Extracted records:
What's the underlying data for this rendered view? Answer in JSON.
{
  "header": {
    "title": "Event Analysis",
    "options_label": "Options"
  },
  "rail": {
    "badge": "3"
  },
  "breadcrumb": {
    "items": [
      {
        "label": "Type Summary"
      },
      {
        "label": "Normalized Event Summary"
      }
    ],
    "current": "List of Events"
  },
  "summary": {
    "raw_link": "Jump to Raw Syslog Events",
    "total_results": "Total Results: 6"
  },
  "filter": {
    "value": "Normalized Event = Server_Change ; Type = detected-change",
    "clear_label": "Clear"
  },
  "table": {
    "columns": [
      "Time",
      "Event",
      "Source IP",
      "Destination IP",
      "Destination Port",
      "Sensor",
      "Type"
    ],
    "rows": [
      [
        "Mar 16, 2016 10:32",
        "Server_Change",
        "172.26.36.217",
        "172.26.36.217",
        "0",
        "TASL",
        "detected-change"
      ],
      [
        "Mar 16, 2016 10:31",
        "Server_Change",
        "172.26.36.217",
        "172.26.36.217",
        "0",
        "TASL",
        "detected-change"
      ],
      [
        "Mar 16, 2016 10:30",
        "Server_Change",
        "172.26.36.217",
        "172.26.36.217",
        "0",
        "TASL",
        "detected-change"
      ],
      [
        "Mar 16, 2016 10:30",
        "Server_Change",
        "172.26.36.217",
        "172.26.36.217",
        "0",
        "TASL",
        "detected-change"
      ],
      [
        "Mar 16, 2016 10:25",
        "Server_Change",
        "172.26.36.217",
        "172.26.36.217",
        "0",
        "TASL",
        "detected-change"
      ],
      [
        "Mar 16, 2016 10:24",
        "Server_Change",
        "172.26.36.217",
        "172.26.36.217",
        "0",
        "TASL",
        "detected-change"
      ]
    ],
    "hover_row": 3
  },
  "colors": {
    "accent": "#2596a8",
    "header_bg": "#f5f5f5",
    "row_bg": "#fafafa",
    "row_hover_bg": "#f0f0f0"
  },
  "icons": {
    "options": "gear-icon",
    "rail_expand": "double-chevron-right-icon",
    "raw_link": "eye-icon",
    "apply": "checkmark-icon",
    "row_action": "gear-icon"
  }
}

==

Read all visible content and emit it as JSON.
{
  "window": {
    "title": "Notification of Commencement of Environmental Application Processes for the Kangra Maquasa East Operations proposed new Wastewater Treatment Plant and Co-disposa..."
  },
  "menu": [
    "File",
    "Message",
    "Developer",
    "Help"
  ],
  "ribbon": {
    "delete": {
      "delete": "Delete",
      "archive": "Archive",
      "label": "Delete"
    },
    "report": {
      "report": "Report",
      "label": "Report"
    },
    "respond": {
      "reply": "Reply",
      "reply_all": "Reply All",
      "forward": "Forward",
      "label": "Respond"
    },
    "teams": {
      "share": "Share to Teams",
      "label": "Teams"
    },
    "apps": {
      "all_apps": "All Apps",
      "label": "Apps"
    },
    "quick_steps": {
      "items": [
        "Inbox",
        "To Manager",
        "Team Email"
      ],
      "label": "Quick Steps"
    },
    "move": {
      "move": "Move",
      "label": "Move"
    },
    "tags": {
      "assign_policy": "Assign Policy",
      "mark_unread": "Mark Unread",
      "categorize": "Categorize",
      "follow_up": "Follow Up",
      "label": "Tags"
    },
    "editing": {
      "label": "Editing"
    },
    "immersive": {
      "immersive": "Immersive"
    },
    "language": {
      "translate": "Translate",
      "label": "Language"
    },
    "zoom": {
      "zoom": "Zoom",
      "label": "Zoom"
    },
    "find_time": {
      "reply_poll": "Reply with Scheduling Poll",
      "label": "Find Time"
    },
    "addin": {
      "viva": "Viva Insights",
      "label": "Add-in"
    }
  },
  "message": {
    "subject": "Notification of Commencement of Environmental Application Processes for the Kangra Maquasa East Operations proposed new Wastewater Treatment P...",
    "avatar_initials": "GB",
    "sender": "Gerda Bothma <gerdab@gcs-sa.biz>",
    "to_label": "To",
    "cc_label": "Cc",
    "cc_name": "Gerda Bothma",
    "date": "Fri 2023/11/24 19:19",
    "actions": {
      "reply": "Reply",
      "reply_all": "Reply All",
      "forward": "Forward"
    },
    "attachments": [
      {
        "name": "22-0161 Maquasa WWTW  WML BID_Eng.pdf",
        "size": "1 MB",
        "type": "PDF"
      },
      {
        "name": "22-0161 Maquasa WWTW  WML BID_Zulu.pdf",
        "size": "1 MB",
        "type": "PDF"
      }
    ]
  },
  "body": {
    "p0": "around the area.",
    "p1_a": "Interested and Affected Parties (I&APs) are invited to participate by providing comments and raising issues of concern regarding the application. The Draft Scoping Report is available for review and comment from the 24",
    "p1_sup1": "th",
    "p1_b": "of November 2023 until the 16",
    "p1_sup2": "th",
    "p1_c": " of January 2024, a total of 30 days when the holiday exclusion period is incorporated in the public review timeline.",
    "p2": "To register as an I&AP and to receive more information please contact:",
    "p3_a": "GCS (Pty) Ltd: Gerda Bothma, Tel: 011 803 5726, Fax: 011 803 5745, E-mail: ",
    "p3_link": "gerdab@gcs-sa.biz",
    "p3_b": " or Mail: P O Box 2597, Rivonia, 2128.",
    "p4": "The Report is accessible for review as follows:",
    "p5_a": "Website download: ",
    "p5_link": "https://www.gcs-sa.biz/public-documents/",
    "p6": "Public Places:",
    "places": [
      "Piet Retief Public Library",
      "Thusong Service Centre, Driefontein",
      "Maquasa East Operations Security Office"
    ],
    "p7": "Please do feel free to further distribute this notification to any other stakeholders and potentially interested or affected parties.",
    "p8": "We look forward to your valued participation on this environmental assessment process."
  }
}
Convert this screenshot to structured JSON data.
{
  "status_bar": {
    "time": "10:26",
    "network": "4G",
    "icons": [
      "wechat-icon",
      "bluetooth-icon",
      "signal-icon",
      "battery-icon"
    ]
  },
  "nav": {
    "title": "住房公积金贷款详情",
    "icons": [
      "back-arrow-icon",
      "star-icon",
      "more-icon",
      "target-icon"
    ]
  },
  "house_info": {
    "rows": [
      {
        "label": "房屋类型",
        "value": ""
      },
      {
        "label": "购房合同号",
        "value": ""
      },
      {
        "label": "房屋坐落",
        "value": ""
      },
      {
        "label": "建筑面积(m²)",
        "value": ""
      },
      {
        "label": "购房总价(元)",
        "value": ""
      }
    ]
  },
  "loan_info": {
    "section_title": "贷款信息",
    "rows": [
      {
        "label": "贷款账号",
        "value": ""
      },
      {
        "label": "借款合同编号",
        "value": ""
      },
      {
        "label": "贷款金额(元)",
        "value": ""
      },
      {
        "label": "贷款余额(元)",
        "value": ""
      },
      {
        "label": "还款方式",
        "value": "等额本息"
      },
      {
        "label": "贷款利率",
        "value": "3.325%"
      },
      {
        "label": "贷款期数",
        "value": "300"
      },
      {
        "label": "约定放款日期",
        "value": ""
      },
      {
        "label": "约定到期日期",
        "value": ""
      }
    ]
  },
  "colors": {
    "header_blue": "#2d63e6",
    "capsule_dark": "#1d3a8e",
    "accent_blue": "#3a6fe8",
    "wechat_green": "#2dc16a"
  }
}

==

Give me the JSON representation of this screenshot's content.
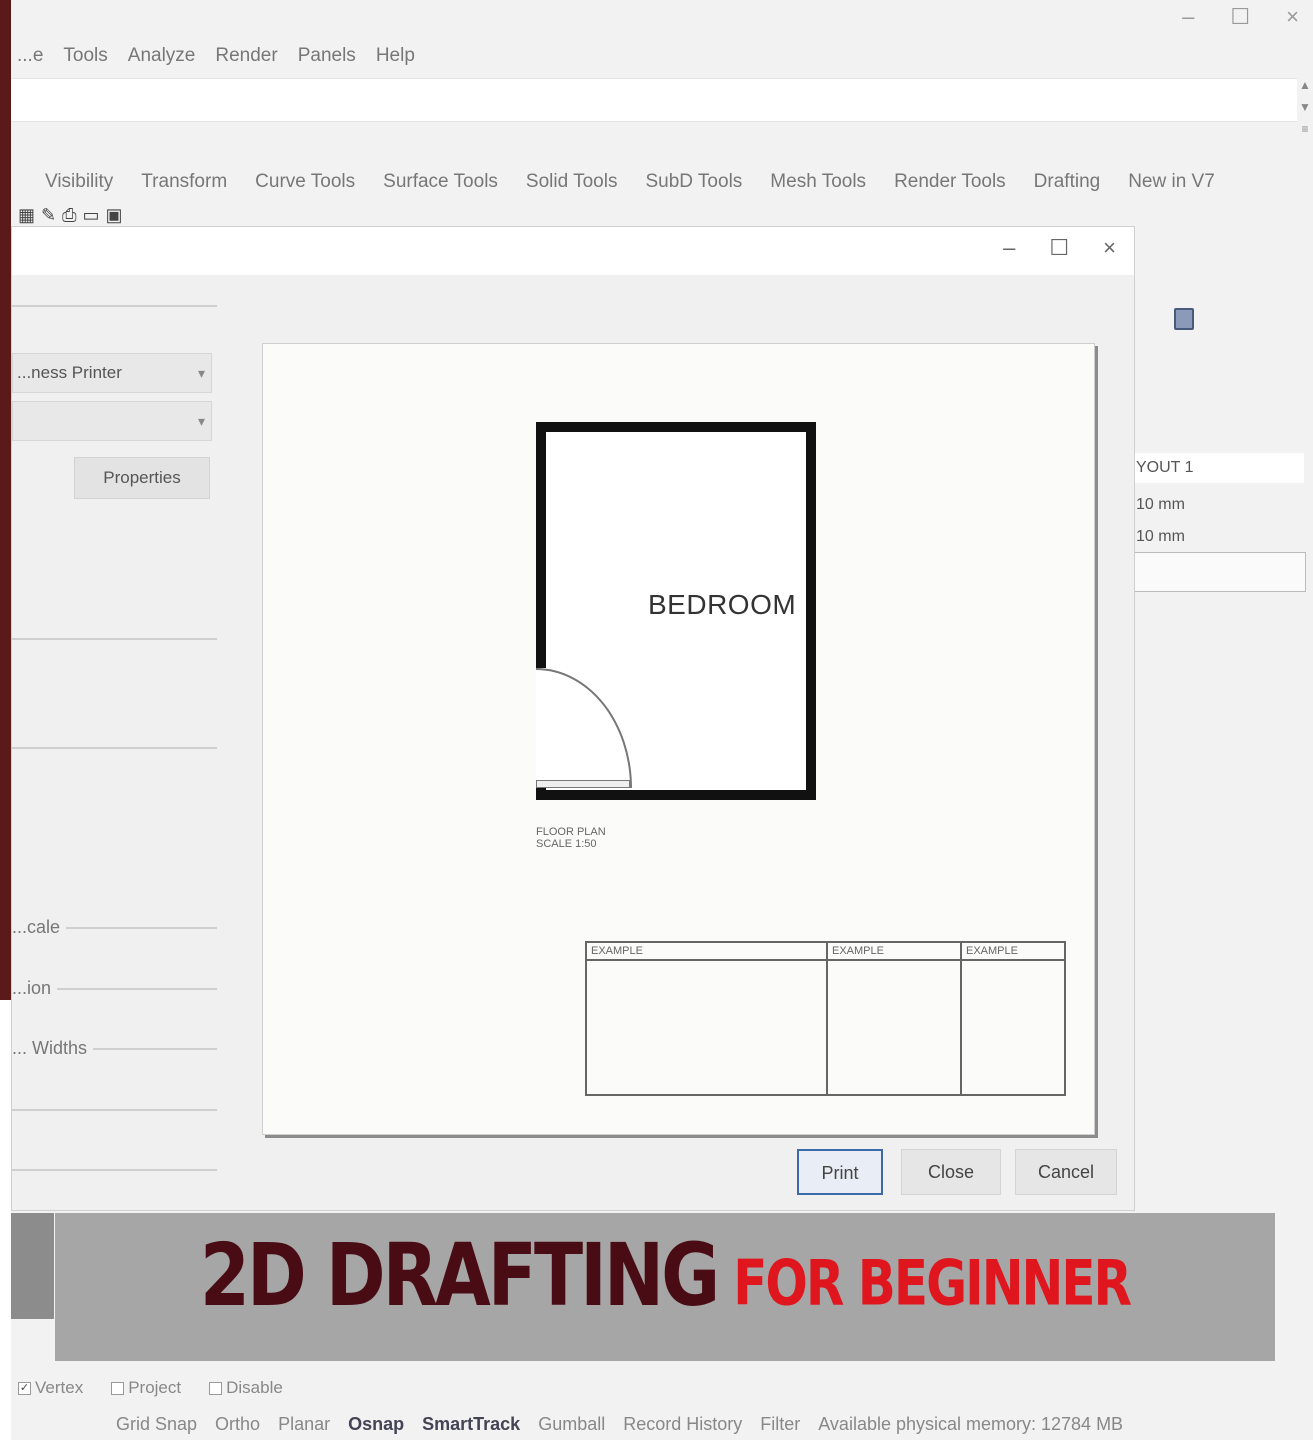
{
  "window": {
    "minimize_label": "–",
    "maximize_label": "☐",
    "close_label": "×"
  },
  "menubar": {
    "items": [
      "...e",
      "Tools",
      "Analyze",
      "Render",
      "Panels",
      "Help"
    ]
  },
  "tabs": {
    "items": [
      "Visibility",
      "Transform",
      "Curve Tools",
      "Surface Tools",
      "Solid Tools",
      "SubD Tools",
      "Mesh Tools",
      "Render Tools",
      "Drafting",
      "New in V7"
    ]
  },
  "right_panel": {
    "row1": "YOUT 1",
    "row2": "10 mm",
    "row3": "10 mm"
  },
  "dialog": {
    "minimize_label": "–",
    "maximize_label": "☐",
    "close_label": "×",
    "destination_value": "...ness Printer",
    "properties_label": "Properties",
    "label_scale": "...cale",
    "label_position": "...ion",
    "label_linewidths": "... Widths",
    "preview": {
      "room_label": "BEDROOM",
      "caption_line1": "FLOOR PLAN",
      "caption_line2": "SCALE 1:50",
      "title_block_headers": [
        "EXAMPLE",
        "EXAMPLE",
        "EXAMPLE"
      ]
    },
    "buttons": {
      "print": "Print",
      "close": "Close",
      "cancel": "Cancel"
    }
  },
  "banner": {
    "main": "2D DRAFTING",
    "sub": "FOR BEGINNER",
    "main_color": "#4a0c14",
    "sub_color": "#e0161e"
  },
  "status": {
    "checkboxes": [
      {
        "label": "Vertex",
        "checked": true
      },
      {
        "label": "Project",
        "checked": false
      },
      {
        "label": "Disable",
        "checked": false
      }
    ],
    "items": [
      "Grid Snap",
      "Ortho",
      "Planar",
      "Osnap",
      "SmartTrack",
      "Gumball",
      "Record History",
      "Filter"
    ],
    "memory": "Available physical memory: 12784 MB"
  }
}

PROBLEM REQUIREMENTS - Find each line holding the word "this" and copy it.

THE SOLUTION -
What's the underlying data for this rendered view? Answer in JSON.
    "p7": "Please do feel free to further distribute this notification to any other stakeholders and potentially interested or affected parties.",
    "p8": "We look forward to your valued participation on this environmental assessment process."
Convert this screenshot to structured JSON data.
Give me the JSON representation of this screenshot's content.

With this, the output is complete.